#### AIM:
Work through the data and report how many lines include the string "районного", giving the number alone.

#### THE DATA:

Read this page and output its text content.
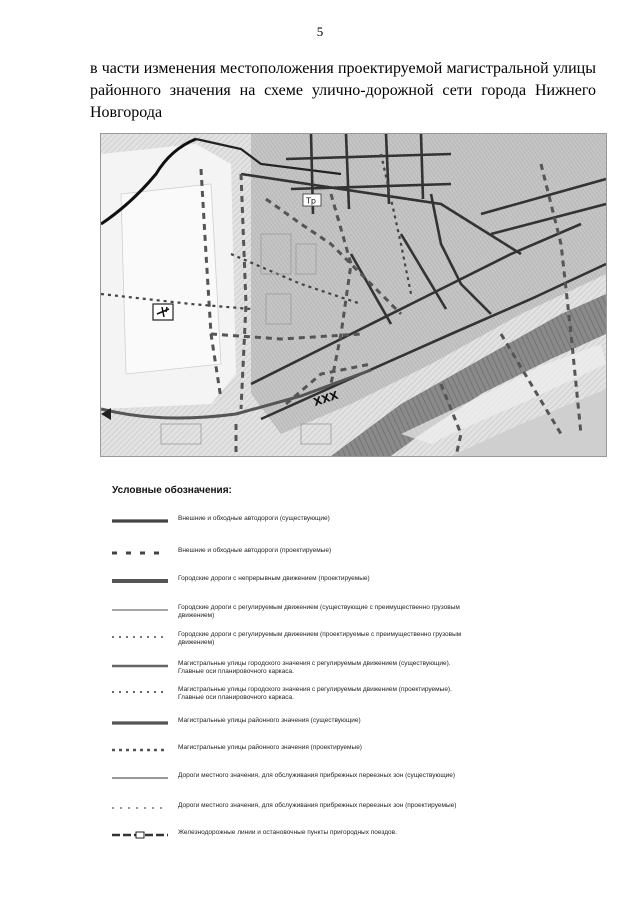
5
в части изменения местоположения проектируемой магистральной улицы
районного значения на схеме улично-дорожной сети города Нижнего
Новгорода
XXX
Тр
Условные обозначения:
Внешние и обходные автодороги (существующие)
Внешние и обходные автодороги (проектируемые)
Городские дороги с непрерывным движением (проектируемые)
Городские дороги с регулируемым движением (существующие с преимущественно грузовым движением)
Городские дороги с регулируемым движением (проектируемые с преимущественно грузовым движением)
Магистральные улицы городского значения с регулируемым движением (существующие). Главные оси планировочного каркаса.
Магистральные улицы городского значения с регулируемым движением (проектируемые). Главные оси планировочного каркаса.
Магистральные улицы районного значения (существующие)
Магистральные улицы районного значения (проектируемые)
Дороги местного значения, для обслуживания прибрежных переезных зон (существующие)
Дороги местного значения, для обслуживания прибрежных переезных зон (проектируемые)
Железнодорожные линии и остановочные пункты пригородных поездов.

#### SOLUTION TO THIS PROBLEM:
3